Data for processing:
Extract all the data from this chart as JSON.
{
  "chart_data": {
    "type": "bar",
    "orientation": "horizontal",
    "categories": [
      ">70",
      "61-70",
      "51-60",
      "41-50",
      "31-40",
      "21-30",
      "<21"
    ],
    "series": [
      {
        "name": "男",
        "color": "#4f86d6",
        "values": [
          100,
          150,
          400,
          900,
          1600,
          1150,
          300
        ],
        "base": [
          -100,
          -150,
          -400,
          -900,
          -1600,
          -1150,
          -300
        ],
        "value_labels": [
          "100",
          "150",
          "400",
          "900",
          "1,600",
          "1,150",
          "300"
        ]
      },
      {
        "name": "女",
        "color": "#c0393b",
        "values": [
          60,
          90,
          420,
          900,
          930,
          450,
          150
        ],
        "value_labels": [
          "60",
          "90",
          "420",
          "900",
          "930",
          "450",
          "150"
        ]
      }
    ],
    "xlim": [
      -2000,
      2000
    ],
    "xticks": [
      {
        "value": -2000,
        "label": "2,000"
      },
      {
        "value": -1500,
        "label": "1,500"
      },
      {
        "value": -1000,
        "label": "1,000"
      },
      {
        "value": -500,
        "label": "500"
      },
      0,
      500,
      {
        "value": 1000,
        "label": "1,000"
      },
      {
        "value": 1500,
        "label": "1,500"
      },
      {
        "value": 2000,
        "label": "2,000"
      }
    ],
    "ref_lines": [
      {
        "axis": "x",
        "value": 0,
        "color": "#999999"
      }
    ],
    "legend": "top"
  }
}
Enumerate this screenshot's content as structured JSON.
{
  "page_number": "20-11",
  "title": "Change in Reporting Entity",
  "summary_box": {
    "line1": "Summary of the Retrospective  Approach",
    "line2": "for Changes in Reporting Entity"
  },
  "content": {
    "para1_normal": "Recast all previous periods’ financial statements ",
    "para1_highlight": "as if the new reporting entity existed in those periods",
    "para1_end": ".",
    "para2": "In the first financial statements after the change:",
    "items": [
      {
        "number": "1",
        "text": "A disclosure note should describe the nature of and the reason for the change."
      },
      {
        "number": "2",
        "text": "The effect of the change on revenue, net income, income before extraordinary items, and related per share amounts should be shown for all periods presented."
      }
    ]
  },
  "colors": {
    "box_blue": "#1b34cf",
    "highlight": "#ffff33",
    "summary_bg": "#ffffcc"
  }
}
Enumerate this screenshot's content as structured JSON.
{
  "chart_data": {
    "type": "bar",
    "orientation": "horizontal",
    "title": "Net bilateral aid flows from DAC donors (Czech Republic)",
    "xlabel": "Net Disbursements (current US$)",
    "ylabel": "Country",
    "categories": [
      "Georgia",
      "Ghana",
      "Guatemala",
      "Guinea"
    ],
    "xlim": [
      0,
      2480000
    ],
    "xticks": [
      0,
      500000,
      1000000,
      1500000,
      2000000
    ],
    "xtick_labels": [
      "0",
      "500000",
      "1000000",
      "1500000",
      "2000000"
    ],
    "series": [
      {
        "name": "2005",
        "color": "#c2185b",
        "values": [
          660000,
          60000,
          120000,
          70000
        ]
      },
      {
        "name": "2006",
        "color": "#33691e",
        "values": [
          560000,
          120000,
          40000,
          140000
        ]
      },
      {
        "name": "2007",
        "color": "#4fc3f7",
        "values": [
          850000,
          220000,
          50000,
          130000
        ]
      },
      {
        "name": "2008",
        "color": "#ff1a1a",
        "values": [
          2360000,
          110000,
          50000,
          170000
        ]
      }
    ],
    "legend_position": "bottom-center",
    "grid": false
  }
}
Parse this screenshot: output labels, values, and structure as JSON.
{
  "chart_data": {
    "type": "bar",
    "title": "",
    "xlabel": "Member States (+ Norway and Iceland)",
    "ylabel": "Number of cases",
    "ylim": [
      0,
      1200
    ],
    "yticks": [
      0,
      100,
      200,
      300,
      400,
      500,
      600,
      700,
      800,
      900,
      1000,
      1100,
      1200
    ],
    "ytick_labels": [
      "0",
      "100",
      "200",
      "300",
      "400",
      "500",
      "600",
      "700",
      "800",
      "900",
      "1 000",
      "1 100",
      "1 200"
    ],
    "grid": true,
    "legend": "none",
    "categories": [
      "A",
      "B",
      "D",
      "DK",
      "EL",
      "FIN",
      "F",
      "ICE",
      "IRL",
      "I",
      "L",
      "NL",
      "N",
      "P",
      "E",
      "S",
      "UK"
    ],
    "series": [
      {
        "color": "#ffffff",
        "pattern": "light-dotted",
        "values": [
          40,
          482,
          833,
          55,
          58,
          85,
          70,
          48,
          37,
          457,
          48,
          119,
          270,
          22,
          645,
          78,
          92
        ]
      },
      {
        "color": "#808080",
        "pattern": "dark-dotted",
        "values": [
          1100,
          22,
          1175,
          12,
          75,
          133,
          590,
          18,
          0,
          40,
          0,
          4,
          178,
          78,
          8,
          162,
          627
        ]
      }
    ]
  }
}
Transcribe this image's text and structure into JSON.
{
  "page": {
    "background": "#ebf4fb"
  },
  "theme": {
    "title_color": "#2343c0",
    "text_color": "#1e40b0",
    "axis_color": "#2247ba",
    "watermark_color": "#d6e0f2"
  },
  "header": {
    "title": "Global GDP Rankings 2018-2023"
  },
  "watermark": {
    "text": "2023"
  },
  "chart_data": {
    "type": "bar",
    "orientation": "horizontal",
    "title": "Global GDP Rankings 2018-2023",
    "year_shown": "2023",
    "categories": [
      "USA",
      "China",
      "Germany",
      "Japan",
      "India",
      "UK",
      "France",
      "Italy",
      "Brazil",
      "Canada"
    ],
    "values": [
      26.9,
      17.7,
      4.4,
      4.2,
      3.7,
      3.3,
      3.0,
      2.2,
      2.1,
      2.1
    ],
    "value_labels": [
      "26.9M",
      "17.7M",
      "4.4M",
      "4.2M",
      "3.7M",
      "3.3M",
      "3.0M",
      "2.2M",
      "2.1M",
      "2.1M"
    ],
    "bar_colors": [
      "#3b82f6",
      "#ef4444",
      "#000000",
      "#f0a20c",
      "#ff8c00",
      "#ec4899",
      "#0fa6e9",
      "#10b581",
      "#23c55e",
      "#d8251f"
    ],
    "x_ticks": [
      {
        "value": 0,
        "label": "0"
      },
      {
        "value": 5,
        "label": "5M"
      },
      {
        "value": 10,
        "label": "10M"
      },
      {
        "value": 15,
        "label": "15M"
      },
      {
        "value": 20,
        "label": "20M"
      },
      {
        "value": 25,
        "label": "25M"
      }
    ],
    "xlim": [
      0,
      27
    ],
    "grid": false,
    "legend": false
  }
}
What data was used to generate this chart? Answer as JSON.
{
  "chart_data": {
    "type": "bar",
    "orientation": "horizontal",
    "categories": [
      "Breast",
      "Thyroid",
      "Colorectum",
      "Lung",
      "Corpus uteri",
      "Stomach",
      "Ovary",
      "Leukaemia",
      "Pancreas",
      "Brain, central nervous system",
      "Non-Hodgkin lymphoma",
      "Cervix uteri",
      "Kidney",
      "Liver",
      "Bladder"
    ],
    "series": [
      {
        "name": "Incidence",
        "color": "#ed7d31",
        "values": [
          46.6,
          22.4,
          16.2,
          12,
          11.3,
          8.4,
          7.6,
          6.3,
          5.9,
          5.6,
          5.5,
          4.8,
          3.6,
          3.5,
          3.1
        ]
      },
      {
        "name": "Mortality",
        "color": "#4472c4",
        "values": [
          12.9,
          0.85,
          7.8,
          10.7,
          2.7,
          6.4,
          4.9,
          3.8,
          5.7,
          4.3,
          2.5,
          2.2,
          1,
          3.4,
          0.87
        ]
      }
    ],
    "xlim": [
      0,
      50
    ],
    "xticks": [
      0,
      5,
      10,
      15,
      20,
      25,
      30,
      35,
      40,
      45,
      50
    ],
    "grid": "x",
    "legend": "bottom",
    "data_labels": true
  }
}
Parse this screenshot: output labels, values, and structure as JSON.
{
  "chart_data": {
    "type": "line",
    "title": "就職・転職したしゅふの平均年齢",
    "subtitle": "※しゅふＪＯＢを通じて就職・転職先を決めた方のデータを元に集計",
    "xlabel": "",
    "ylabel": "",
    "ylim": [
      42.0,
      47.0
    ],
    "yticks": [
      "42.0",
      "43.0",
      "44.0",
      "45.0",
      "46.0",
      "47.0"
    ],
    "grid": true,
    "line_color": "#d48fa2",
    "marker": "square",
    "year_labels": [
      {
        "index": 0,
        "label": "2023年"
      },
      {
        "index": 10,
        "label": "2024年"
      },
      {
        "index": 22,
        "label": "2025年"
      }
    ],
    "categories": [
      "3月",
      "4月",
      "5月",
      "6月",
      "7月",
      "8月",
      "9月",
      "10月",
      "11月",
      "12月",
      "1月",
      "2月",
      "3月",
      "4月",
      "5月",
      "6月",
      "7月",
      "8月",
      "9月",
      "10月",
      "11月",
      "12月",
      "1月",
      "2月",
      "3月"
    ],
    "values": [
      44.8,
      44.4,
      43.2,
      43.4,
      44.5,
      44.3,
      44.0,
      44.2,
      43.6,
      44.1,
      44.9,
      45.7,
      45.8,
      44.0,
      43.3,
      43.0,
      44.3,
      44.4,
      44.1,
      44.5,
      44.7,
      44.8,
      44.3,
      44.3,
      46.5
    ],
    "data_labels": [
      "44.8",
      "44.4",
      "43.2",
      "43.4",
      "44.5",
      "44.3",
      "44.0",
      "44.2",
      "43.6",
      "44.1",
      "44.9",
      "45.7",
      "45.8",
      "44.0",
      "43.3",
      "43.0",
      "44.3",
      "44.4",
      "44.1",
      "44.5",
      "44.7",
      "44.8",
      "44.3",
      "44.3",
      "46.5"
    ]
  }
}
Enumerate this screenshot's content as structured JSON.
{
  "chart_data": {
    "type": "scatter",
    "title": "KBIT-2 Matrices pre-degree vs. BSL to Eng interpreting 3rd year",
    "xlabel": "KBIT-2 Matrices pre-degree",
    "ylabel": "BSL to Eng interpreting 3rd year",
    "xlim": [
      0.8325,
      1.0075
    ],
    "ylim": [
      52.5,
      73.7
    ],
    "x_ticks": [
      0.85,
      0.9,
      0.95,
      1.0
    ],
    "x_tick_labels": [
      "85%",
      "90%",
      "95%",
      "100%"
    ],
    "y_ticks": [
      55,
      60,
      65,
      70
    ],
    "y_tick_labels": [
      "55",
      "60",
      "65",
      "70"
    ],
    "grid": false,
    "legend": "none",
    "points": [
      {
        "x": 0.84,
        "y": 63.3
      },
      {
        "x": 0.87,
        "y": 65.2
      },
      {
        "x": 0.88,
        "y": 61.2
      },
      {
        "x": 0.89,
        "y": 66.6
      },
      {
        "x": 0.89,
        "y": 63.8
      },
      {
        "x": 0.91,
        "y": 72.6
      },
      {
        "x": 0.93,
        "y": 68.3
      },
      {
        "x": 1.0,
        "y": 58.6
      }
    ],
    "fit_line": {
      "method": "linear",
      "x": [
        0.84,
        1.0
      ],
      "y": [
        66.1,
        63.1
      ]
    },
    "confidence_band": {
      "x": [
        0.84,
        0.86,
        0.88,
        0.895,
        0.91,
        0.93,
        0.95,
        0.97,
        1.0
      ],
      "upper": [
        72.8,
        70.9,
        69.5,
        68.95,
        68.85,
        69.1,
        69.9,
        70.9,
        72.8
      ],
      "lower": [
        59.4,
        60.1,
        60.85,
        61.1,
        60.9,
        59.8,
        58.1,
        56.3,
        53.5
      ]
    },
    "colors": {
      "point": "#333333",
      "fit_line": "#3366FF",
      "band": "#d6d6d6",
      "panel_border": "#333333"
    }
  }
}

Short problem: Report how many lines of the preceding records include "should". Output the number only.

Output of the task: 2